Task details.
Every entry needs to be reproduced exactly.

____________

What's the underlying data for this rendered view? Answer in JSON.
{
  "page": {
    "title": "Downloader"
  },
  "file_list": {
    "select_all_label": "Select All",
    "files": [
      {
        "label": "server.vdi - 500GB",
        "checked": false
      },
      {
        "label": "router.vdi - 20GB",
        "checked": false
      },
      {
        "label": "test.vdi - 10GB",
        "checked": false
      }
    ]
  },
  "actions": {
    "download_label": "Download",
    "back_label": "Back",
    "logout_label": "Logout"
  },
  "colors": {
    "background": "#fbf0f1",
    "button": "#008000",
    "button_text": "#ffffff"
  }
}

____________

Expected answer.
What's the underlying data for this rendered view? Answer in JSON.
{
  "page": {
    "title": "Downloader"
  },
  "file_list": {
    "select_all_label": "Select All",
    "files": [
      {
        "label": "server.vdi - 500GB",
        "checked": false
      },
      {
        "label": "router.vdi - 20GB",
        "checked": false
      },
      {
        "label": "test.vdi - 10GB",
        "checked": false
      }
    ]
  },
  "actions": {
    "download_label": "Download",
    "back_label": "Back",
    "logout_label": "Logout"
  },
  "colors": {
    "background": "#fbf0f1",
    "button": "#008000",
    "button_text": "#ffffff"
  }
}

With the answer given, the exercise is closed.